Task to complete. Sift the material for lines containing "ylabel", and return them.
***** Material provided
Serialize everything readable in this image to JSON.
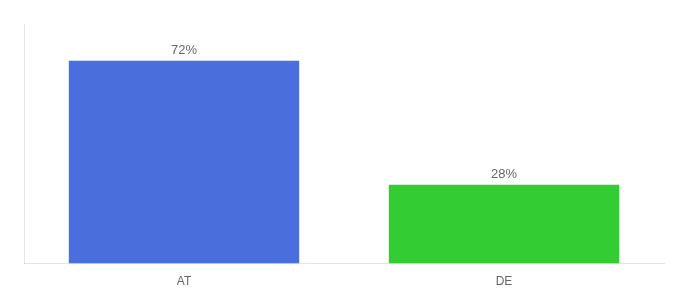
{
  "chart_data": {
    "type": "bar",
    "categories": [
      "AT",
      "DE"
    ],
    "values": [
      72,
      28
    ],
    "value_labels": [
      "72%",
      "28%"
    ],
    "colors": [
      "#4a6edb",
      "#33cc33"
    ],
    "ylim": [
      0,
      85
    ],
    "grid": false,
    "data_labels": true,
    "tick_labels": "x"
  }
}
**********
***** Material provided
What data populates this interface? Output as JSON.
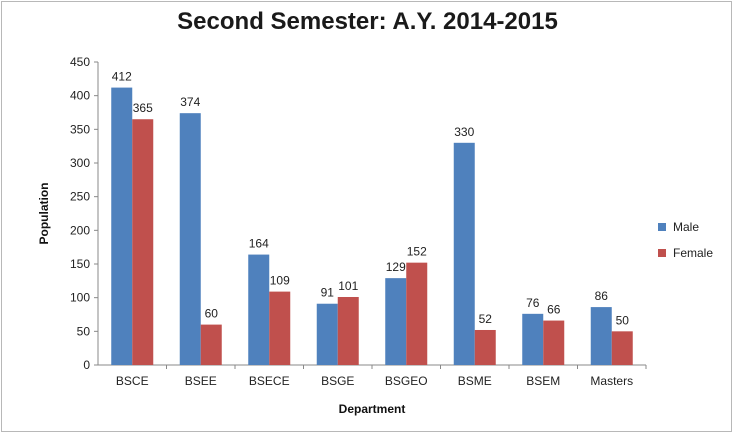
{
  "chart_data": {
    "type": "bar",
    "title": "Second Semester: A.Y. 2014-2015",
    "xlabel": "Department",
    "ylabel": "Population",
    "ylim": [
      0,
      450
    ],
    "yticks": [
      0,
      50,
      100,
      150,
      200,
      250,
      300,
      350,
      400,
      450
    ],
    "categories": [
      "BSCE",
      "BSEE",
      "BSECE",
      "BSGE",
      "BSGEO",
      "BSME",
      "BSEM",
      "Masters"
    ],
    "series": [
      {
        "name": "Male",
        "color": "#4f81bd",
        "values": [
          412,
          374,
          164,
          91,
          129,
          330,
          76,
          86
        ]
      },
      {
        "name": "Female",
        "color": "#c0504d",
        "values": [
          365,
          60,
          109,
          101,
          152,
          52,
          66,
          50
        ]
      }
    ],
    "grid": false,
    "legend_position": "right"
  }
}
**********
***** Material provided
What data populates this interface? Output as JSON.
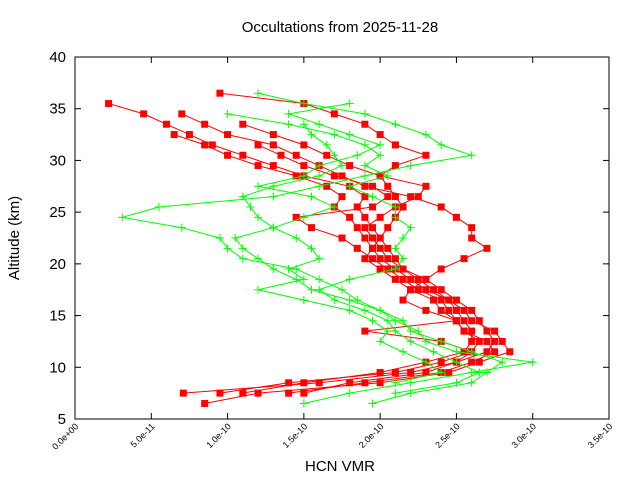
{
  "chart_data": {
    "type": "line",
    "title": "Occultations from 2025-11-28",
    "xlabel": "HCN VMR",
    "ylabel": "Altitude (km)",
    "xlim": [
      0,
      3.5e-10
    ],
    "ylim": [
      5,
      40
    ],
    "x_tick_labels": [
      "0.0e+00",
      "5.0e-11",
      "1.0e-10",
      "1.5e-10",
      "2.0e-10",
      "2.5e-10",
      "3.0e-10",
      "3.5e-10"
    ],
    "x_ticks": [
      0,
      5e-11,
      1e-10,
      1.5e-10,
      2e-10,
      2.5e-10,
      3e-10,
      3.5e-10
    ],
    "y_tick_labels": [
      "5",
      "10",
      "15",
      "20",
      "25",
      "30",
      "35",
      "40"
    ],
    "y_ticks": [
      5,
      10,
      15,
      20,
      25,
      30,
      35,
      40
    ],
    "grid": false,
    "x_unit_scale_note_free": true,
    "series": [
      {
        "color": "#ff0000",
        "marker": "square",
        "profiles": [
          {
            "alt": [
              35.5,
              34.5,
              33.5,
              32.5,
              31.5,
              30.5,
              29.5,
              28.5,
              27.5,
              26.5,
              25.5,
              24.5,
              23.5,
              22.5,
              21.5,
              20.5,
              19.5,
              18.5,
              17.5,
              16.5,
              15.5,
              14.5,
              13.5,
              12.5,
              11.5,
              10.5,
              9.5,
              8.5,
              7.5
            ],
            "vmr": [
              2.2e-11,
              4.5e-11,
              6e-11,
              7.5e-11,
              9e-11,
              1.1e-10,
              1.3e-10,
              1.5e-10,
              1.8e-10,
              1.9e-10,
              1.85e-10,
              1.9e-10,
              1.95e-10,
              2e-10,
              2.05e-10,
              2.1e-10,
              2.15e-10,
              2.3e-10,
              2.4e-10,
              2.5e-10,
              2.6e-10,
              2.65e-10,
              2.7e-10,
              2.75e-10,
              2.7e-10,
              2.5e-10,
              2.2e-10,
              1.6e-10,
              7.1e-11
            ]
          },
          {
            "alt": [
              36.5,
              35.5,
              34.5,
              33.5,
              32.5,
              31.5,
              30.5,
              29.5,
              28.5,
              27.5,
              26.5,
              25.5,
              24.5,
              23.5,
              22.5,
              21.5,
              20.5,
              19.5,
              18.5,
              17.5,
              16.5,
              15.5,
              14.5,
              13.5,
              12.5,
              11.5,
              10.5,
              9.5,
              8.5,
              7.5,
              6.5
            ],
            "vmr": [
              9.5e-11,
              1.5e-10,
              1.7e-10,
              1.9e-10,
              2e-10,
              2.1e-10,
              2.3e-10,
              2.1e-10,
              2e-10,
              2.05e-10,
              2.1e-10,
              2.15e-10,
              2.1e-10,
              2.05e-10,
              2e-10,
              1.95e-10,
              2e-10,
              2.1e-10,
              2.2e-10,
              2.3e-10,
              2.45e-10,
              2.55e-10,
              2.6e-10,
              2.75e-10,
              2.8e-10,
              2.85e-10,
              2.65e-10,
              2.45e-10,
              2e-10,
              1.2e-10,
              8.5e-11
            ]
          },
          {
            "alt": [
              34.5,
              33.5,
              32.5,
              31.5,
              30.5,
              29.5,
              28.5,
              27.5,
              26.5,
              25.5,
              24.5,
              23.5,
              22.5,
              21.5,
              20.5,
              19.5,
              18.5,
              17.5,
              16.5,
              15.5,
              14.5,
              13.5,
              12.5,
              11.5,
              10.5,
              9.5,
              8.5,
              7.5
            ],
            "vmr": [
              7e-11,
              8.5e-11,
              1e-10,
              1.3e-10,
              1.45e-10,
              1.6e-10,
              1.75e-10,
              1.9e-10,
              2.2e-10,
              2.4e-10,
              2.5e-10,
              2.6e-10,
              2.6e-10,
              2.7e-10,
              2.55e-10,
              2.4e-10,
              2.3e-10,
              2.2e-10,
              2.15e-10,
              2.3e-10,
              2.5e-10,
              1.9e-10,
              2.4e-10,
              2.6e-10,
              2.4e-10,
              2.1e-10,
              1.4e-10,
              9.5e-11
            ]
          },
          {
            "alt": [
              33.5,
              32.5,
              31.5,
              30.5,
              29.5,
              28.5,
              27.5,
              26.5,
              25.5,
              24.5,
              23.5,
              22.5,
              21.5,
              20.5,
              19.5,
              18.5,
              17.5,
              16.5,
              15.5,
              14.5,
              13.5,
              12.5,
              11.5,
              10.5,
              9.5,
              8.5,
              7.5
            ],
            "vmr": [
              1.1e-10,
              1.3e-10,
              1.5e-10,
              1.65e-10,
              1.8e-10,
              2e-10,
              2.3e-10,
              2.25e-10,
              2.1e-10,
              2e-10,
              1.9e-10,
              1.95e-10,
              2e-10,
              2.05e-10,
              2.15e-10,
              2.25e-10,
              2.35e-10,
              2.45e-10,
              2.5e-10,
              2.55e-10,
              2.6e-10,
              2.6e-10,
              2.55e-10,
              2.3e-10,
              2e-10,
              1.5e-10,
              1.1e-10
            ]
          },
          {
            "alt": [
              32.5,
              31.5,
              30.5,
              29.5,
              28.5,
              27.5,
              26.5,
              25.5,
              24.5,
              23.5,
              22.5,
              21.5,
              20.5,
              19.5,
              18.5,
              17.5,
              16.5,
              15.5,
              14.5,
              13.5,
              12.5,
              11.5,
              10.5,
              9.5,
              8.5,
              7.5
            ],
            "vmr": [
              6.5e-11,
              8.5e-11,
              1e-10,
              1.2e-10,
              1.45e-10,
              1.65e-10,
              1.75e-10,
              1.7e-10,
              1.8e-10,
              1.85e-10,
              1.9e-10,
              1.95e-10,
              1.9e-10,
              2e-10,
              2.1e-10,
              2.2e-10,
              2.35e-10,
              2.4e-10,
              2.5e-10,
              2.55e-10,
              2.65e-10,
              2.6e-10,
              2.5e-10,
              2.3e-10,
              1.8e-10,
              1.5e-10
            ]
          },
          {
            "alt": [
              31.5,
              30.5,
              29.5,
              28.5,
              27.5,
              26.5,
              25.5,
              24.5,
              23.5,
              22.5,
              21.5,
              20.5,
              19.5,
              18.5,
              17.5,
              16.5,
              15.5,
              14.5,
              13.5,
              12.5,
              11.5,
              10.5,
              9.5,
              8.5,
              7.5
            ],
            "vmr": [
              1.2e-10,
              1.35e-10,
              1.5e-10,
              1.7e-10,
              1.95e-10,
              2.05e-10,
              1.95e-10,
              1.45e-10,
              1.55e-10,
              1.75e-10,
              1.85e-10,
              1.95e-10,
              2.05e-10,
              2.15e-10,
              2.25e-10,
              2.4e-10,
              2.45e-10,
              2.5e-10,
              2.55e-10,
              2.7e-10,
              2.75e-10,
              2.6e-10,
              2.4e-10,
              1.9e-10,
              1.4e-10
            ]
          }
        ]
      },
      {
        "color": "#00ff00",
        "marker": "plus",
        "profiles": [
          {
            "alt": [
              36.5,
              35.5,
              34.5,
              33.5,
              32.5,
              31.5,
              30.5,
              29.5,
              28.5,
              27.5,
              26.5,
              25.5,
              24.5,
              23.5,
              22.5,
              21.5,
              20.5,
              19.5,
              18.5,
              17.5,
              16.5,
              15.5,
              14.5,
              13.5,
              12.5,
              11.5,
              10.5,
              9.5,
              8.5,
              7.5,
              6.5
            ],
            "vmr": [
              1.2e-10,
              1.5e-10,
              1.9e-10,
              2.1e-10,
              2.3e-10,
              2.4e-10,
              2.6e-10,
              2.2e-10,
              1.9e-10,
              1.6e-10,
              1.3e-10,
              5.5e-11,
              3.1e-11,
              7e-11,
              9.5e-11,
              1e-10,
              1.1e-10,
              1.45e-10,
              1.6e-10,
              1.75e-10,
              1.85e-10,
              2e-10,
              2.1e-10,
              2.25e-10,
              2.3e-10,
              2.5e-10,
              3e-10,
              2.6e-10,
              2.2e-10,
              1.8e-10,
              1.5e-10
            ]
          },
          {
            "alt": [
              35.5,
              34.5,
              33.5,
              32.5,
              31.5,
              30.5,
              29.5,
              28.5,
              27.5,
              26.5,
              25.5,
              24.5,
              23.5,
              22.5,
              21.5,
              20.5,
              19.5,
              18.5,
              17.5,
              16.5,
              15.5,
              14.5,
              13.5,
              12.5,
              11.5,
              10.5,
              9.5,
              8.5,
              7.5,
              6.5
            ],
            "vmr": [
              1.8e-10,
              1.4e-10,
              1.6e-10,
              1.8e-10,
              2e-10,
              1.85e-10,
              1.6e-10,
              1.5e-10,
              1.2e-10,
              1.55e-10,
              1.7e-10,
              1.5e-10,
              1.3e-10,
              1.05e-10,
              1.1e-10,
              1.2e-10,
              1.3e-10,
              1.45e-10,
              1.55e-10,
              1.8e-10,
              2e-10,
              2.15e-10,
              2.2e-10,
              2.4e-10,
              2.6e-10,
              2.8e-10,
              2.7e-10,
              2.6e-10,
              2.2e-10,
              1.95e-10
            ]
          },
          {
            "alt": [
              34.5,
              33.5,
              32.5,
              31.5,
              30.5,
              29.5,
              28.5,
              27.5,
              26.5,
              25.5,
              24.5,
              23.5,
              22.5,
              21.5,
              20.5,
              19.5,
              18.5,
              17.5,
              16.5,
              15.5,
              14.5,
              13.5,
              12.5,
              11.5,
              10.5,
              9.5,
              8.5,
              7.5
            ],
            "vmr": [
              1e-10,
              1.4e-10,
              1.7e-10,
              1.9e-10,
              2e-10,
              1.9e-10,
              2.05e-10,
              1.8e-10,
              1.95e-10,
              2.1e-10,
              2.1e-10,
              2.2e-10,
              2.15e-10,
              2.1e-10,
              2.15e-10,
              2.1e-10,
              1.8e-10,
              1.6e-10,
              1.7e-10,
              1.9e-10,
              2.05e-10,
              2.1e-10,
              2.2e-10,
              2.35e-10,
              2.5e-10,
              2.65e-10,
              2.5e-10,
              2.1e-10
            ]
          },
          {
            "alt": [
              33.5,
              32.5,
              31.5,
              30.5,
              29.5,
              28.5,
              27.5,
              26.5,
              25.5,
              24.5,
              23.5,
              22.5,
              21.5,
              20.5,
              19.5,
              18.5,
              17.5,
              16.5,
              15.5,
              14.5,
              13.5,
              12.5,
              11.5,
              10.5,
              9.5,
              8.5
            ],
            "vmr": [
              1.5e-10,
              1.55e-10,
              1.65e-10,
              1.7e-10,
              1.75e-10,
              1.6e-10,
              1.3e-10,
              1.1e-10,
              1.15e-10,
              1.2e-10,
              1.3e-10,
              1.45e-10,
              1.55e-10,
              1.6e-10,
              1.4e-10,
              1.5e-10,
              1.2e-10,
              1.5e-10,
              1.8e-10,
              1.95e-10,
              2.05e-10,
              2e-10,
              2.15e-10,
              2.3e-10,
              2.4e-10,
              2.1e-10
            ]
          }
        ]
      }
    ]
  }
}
**********
Full response.
    "ylabel": "Population",
    "ylabel": "Altitude (km)",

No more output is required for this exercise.